======== Document excerpt

Wednesday, November 30, 2011

Sierra Leone continued...Tiwai and Beaches

When I was young and my older sisters were travelling the world they would send home letters of their adventures. Each letter was read aloud and the images it conjured up of these far off places lived in my imagination and thoughts for years. I was thinking of these letters and the images they inspired as Kat and I headed off just before dawn on motorbikes (okada) for the Freetown government bus station.

At 5:30am the streets were more deserted than I had expected. The sun was not yet rising, and the only light came from the head beam of the okada as it wove around potholes and navigated speed bumps. The quiet of the streets felt precious and rare. The okada drove down through the lower part of the city, towards the water. If I had not been in a taxi the previous day that had taken this same route I may have been nervous, as the streets are so dark and as sweet as my driver seemed I didn’t want to be a naive fool. We drove up to Congo Cross, veered to the left down side streets to avoid construction, then around the stadium, and as we started to enter downtown we veered left again down a steep hill and through one of Freetown’s slums where life was stirring only slightly more than in our neighbourhood of Murry Town. Then we crossed the base of the business centre on Lightfood Boston St, just one street up from the coast and the government wharfs. The ride was perhaps fifteen minutes and all in the darkness, but knowing the turns my driver would make and seeing the map of the city in my mind calmed my often-excitable imagination. One week in I was already comfortable here.

The bus station was another pro-Sierra Lone experience with helpful strangers, and the bus manager making sure the guys loading our bags on the bus did not ask us for money. The boy selling water who left with our too big note did eventually find us again with the proper change. It is nice to be able to shrug and say “I am sure he will be back with change, and if not it is not a big loss.” I still check my bags and make sure the zippers are pulled shut, but if I didn’t I am also pretty positive some older woman would come up to me and let me know my bag was open and give a mini lecture on keeping my valuables safe.

So the journey out of Freetown and towards Bo was uneventful. The sunrise was beautiful through the morning mist, and the countryside was wild. This is one the most striking things about Sierra Leone. Of all the land we saw in our journeys apart from Freetown, greater Freetown and Bo (the two larges cities), only 10% or so was under cultivation or otherwise harnessed for human uses. Sierra Leone is jungle country and it is marvellous! I look at the thick jungle forest and think how does one ever begin to penetrate it? ‘Machete required’. The other thing I noticed was the number of villages supported by Plan International. The Freetown-Bo highway felt like the Plan strip. Very few other NGOs were working in this area, it was very much dominated by Plan. The signboards mentioned the project, sector area, beneficiary population, and length of project but it was hard to see these details as we sped past.

================
======== Material provided

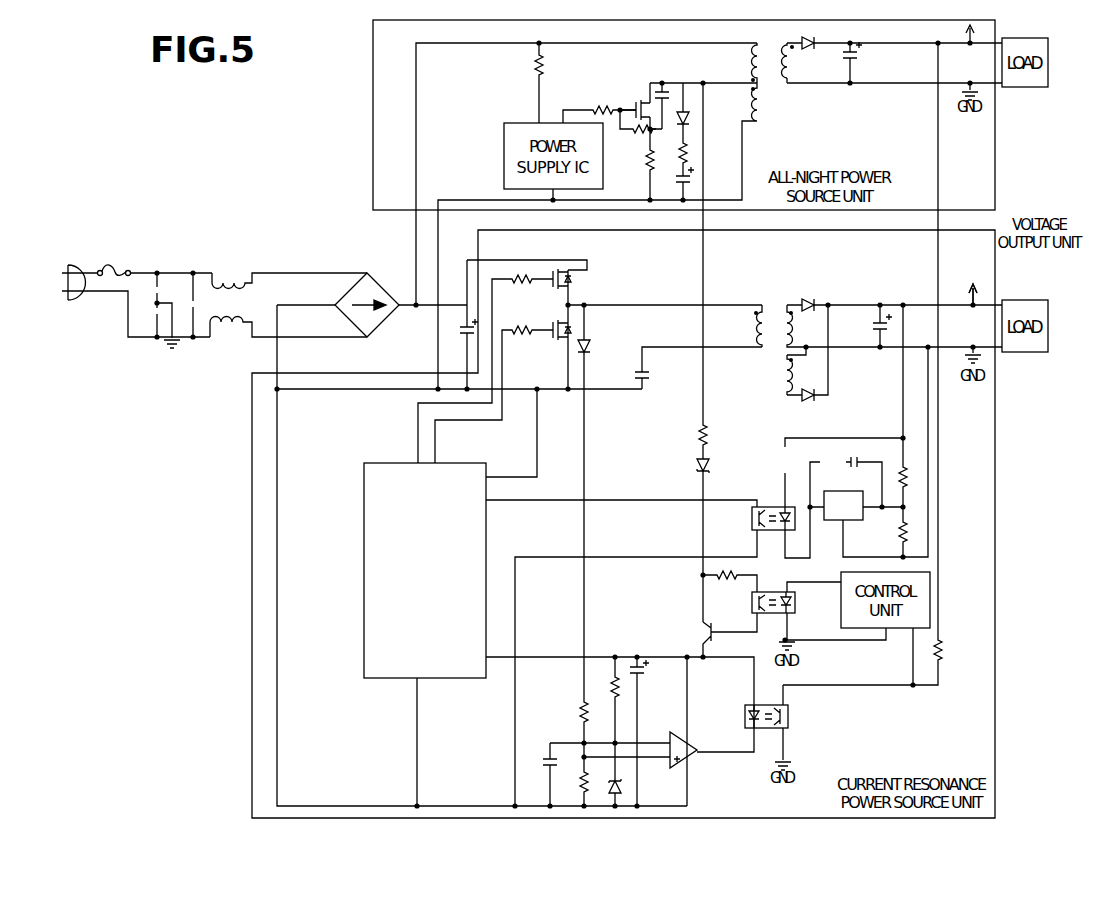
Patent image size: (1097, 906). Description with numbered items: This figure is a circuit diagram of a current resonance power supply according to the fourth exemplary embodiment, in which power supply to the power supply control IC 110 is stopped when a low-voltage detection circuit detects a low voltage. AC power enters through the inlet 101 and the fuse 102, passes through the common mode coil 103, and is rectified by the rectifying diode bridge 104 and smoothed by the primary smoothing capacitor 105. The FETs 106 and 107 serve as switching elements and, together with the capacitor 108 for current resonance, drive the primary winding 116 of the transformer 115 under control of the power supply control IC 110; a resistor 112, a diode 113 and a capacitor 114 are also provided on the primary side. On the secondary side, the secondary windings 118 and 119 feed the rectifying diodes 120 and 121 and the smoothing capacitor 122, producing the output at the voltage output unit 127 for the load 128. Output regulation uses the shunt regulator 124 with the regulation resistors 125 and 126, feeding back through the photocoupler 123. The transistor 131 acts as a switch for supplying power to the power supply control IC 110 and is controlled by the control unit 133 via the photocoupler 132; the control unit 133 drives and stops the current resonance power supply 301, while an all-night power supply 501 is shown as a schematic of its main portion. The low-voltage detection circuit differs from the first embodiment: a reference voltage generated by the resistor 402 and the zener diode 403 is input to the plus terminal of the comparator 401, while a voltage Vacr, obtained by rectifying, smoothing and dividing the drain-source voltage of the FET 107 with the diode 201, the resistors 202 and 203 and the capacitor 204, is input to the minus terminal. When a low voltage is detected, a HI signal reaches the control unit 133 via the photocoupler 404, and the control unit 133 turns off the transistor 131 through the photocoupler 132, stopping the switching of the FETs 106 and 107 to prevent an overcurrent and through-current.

The inlet 101 is at (80, 262).
The fuse 102 is at (116, 266).
The common mode coil 103 is at (226, 280).
The rectifying diode bridge 104 is at (380, 272).
The primary smoothing capacitor 105 is at (458, 345).
The FET 106 is at (559, 268).
The FET 107 is at (555, 342).
The capacitor for current resonance 108 is at (638, 386).
The power supply control IC 110 is at (455, 680).
The resistor 112 is at (696, 436).
The diode 113 is at (696, 465).
The capacitor 114 is at (644, 671).
The transformer 115 is at (856, 336).
The primary winding 116 is at (752, 330).
The secondary winding 118 is at (800, 340).
The secondary winding 119 is at (778, 378).
The rectifying diode 120 is at (814, 298).
The rectifying diode 121 is at (818, 400).
The smoothing capacitor 122 is at (872, 343).
The photocoupler 123 is at (766, 506).
The shunt regulator 124 is at (850, 522).
The regulation resistor 125 is at (912, 482).
The regulation resistor 126 is at (912, 534).
The voltage output unit 127 is at (978, 292).
The load 128 is at (1029, 346).
The transistor 131 is at (702, 633).
The photocoupler 132 is at (796, 606).
The control unit 133 is at (936, 636).
The diode 201 is at (590, 348).
The resistor 202 is at (581, 708).
The resistor 203 is at (580, 757).
The capacitor 204 is at (545, 766).
The current resonance power supply 301 is at (995, 604).
The comparator 401 is at (668, 737).
The resistor 402 is at (610, 675).
The zener diode 403 is at (623, 788).
The photocoupler 404 is at (788, 722).
The all-night power supply 501 is at (995, 134).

================

● **Written tasks**:
[a] List the details that, according to the Sierra Leone travel post, the Plan International signboards along the Freetown-Bo highway mentioned.
[b] Transcribe everything in the Sierra Leone travel post from "Sierra Leone continued...Tiwai" down to "government bus station.".
[c] Write the next part of the Sierra Leone travel post, picking up after its final sentence.

● **Outputs by task**:
[a]
- The project
- The sector area
- The beneficiary population
- The length of project

[b]
Sierra Leone continued...Tiwai and Beaches

When I was young and my older sisters were travelling the world they would send home letters of their adventures. Each letter was read aloud and the images it conjured up of these far off places lived in my imagination and thoughts for years. I was thinking of these letters and the images they inspired as Kat and I headed off just before dawn on motorbikes (okada) for the Freetown government bus station.

[c]
In Bo we found a poda poda (mini bus) headed to Tiwai. We bulked at the price as the distance did not seem so far…but it certainly took a long time. Our poda poda was loaded beyond capacity. People, dry goods, water canisters, and more…items were piled on the roof a good 4-5 feet high, and the floor under the seats …well ever inch was used. There were probably 27+ people in a mini bus that was built for perhaps 14. The floor (what little we had access to) became burning hot metal with the rotation of the parts (not a car person) below. When we passed through puddles steam rose through the holes in the floor. At one point we were all required to exit the bus and walk about 500 meters while the mini bus navigated a particularly bad stretch of water filled potholes the size of garden fish ponds. It was certainly an adventure…a five hour adventure on metal benches. While we had our doubts about the actually making it to our destination (Kat thought the axel was going to crumble, I thought the roof was going to cave in) we did. Our poda poda did break down once, about an hour delay (axel-tire issues), during which time Kat and I discovered the most lovely all natural toilet I have ever seen – a floor of dark black shells of some nut surrounded by some tall green plant (sorry I can’t be more specific)…as spa-like as a natural outhouse could be. Toilets are something of note and a conversation topic for travellers…you get to see it all.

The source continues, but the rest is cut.